Give only the number of lines in the records below that contain the word "image".
-- start Input for this task --
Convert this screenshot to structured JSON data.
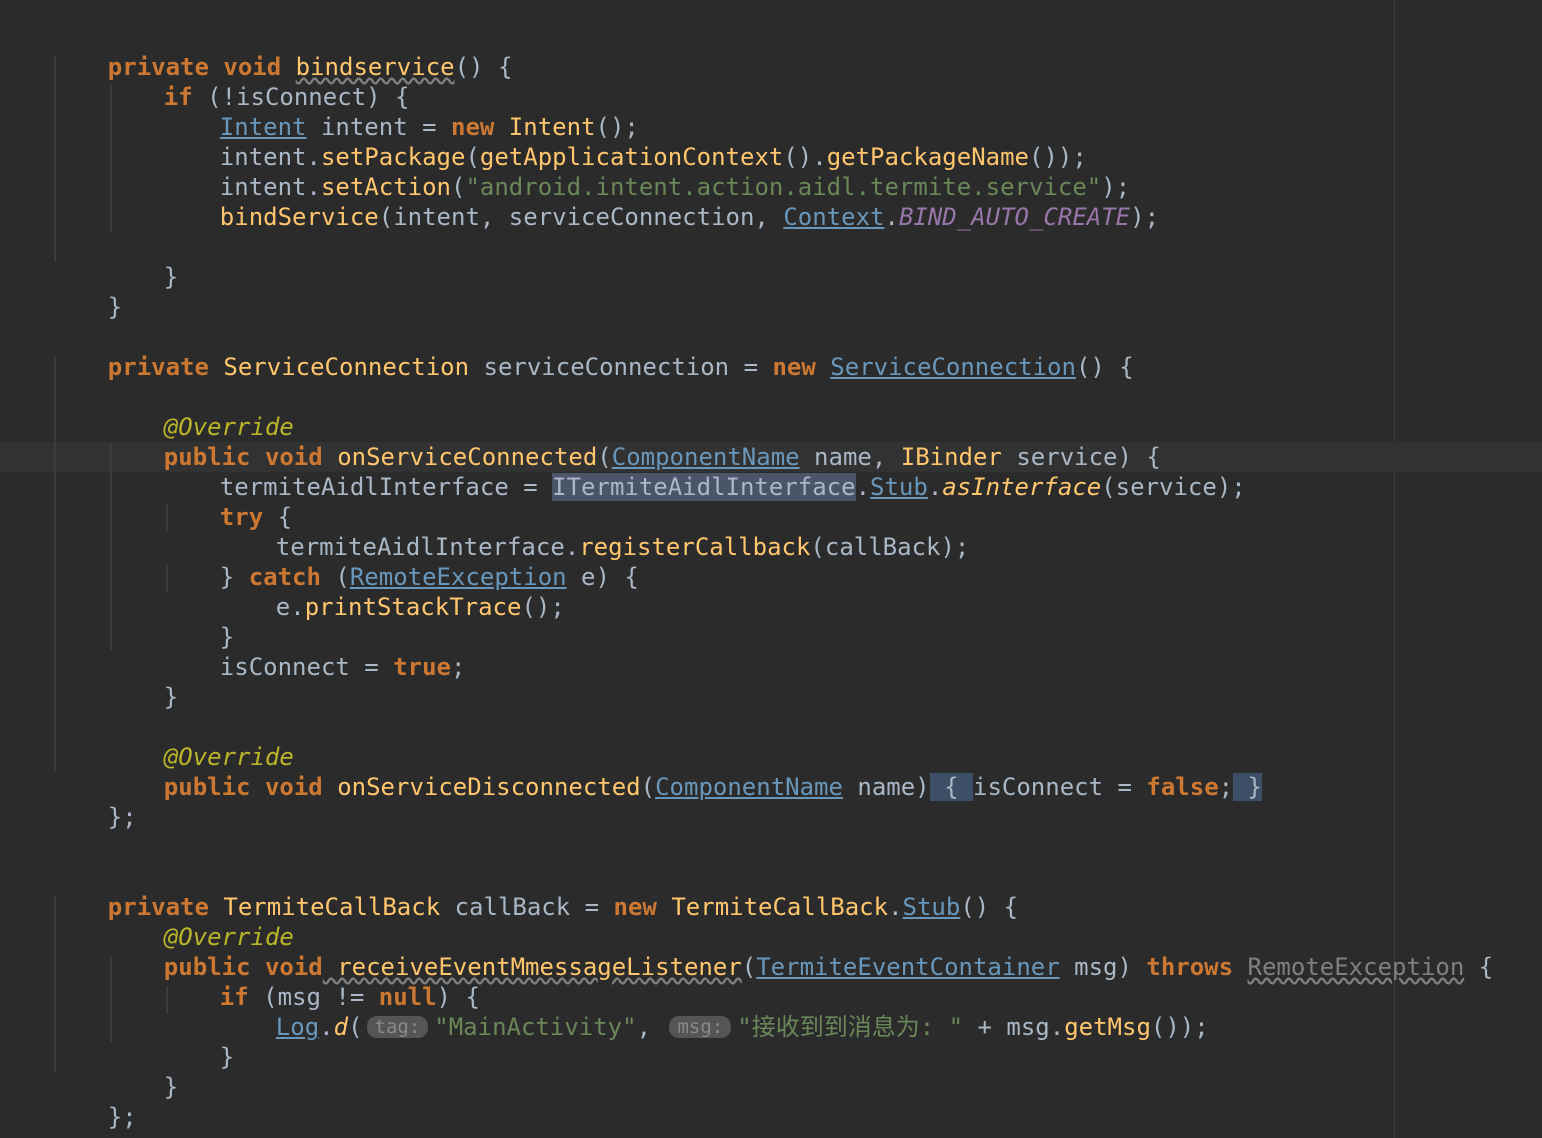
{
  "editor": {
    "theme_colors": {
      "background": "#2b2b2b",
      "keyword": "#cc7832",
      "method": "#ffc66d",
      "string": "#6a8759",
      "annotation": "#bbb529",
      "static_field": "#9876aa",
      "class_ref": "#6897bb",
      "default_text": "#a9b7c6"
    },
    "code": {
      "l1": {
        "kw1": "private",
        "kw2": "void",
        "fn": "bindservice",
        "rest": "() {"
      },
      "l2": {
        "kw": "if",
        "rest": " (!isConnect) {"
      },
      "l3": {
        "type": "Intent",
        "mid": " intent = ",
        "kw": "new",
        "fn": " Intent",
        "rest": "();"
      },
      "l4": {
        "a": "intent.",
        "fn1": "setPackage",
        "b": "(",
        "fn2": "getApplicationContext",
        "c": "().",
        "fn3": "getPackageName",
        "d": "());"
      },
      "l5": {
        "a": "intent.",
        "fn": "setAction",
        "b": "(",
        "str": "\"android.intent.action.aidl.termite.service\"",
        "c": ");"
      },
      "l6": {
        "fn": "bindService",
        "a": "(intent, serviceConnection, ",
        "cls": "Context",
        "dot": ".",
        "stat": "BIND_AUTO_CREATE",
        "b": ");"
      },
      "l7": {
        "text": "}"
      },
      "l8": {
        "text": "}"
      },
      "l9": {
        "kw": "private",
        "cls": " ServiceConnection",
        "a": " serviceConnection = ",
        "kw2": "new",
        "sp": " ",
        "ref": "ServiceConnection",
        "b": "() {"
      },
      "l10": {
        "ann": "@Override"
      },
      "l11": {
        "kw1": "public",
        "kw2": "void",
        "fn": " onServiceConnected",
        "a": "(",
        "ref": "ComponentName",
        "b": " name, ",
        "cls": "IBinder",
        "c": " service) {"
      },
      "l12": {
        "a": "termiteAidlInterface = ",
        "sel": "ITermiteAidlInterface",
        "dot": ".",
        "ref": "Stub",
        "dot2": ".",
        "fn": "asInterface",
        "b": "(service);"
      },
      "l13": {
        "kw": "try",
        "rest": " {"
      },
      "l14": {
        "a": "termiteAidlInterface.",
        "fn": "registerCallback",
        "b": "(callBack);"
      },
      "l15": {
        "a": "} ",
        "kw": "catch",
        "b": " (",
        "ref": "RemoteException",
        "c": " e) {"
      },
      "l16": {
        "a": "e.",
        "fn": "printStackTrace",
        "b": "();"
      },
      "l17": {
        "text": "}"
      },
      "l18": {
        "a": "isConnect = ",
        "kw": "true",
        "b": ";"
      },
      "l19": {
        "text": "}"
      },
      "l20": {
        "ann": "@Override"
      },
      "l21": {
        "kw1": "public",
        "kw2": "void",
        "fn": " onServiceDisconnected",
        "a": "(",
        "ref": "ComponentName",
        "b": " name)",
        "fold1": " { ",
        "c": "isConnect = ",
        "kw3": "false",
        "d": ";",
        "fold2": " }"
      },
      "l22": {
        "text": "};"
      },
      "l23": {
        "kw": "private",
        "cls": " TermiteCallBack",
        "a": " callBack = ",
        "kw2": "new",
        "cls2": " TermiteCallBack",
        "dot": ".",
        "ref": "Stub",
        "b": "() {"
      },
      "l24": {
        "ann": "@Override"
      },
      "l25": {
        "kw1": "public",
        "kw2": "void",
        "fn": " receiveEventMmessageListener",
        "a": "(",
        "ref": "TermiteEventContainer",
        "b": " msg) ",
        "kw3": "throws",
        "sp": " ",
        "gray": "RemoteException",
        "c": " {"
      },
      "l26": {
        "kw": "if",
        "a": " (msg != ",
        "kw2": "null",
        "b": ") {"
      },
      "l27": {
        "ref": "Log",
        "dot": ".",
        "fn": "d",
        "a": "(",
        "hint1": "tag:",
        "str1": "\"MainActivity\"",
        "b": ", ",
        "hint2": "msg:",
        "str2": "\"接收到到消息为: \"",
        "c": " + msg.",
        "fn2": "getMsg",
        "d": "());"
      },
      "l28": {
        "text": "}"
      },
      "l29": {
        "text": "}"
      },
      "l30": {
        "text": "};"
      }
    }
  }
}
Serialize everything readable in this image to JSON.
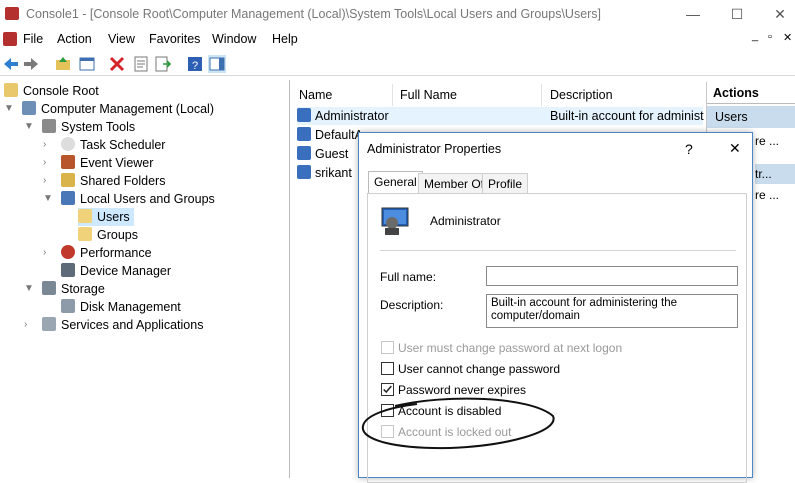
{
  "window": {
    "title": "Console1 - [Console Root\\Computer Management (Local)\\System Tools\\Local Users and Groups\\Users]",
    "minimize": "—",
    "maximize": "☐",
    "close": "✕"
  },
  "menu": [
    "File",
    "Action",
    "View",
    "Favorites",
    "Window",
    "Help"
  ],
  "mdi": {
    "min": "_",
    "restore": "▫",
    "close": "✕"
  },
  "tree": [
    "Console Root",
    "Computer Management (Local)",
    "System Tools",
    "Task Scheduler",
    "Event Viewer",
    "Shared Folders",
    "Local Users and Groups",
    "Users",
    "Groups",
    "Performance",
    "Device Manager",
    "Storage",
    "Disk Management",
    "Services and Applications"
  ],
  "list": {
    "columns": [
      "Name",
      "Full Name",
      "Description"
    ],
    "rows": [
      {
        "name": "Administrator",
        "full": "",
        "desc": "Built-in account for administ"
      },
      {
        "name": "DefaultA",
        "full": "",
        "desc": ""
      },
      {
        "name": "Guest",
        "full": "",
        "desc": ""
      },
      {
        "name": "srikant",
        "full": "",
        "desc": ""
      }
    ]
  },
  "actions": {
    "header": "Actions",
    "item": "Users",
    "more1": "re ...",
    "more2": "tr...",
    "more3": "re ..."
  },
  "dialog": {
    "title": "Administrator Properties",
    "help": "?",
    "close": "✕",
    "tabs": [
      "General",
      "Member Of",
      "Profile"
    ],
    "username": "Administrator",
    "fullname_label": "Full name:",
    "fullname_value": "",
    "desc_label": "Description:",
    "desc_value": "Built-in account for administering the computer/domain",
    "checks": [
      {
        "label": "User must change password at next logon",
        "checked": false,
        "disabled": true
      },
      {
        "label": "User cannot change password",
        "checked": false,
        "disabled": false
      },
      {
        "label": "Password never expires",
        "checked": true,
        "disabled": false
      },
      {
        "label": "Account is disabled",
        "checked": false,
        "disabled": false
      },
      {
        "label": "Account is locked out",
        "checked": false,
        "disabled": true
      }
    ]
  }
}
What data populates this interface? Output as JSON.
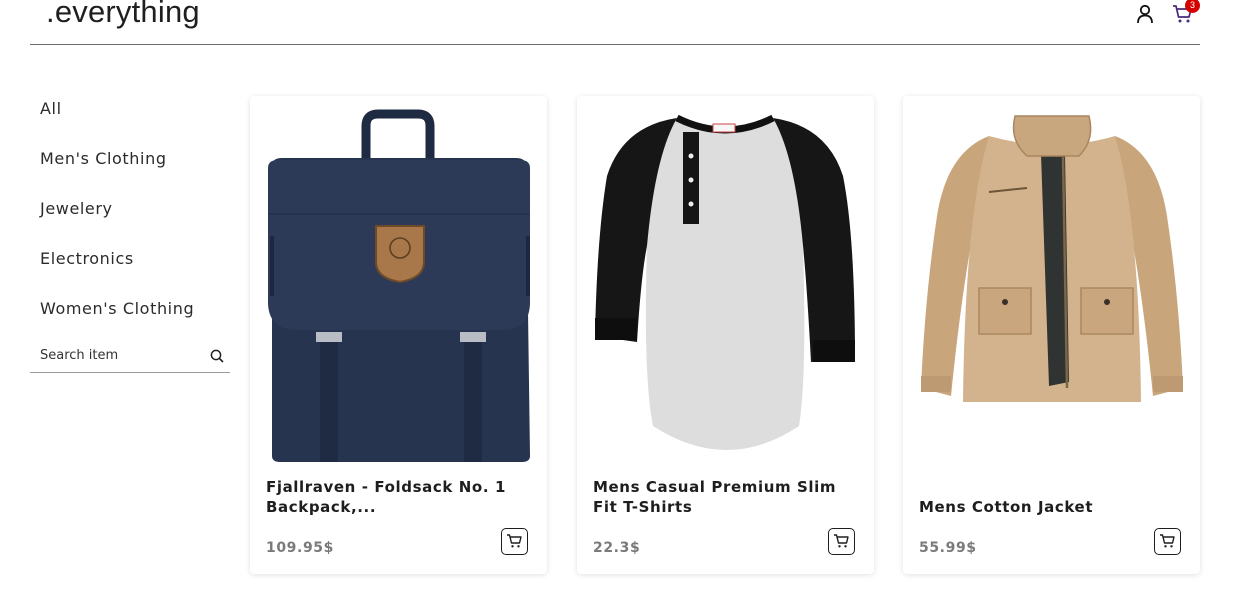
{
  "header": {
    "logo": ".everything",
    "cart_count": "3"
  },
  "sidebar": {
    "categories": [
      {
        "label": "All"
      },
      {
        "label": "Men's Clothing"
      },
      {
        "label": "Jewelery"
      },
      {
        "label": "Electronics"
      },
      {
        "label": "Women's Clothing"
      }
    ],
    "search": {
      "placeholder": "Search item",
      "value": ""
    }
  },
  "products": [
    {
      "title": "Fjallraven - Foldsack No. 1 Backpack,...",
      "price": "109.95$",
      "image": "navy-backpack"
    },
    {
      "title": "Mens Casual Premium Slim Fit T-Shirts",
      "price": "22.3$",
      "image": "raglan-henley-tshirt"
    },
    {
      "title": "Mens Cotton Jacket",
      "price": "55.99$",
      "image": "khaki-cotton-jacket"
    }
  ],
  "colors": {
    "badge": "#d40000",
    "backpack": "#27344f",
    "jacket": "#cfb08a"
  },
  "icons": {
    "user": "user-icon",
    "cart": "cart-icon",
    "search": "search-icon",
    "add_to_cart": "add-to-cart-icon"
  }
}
-- end Input for this task --
- Final answer -
4